_Excerpted records_.

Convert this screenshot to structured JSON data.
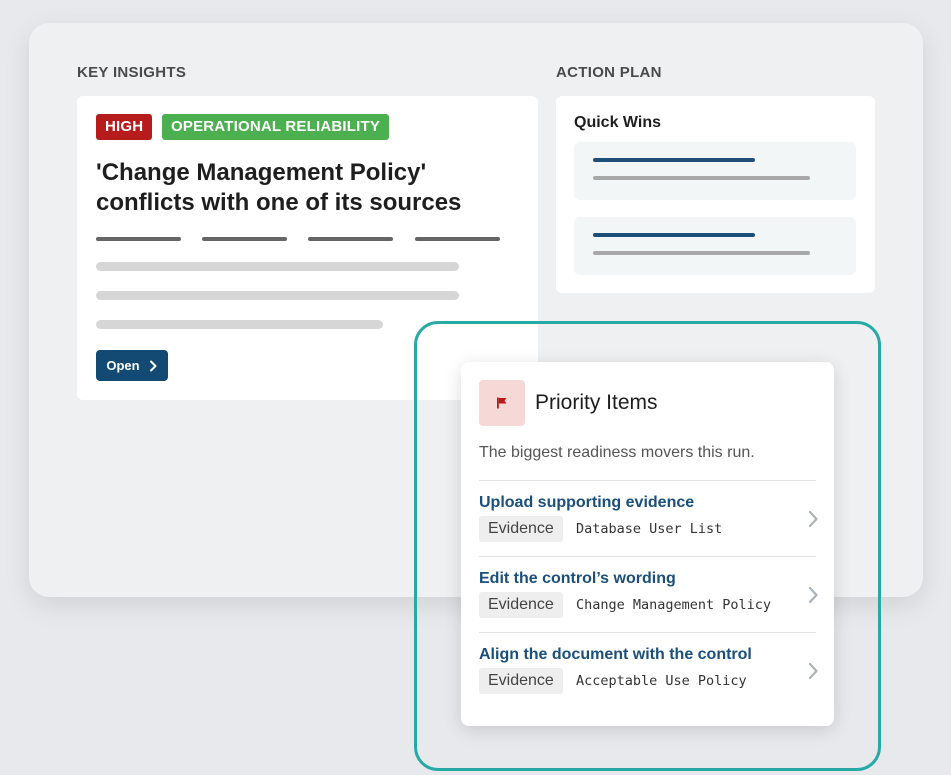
{
  "key_insights": {
    "heading": "KEY INSIGHTS",
    "card": {
      "badges": {
        "severity": "HIGH",
        "category": "OPERATIONAL RELIABILITY"
      },
      "title": "'Change Management Policy' conflicts with one of its sources",
      "open_button_label": "Open"
    }
  },
  "action_plan": {
    "heading": "ACTION PLAN",
    "card_title": "Quick Wins"
  },
  "priority_items": {
    "title": "Priority Items",
    "subtitle": "The biggest readiness movers this run.",
    "items": [
      {
        "title": "Upload supporting evidence",
        "tag": "Evidence",
        "document": "Database User List"
      },
      {
        "title": "Edit the control’s wording",
        "tag": "Evidence",
        "document": "Change Management Policy"
      },
      {
        "title": "Align the document with the control",
        "tag": "Evidence",
        "document": "Acceptable Use Policy"
      }
    ]
  },
  "colors": {
    "high_badge": "#b71c1c",
    "category_badge": "#4caf50",
    "primary_button": "#124a73",
    "highlight_border": "#27aaa6",
    "link_text": "#1b4f7b",
    "flag_tile_bg": "#f6d8d6",
    "flag": "#b71c1c"
  },
  "icons": {
    "priority": "flag-icon",
    "open": "chevron-right-icon",
    "item_arrow": "chevron-right-icon"
  }
}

_The task_. Above are the records; reproduce them exactly and leave out the pictures.

_Task result_.
Convert this screenshot to structured JSON data.
{
  "key_insights": {
    "heading": "KEY INSIGHTS",
    "card": {
      "badges": {
        "severity": "HIGH",
        "category": "OPERATIONAL RELIABILITY"
      },
      "title": "'Change Management Policy' conflicts with one of its sources",
      "open_button_label": "Open"
    }
  },
  "action_plan": {
    "heading": "ACTION PLAN",
    "card_title": "Quick Wins"
  },
  "priority_items": {
    "title": "Priority Items",
    "subtitle": "The biggest readiness movers this run.",
    "items": [
      {
        "title": "Upload supporting evidence",
        "tag": "Evidence",
        "document": "Database User List"
      },
      {
        "title": "Edit the control’s wording",
        "tag": "Evidence",
        "document": "Change Management Policy"
      },
      {
        "title": "Align the document with the control",
        "tag": "Evidence",
        "document": "Acceptable Use Policy"
      }
    ]
  },
  "colors": {
    "high_badge": "#b71c1c",
    "category_badge": "#4caf50",
    "primary_button": "#124a73",
    "highlight_border": "#27aaa6",
    "link_text": "#1b4f7b",
    "flag_tile_bg": "#f6d8d6",
    "flag": "#b71c1c"
  },
  "icons": {
    "priority": "flag-icon",
    "open": "chevron-right-icon",
    "item_arrow": "chevron-right-icon"
  }
}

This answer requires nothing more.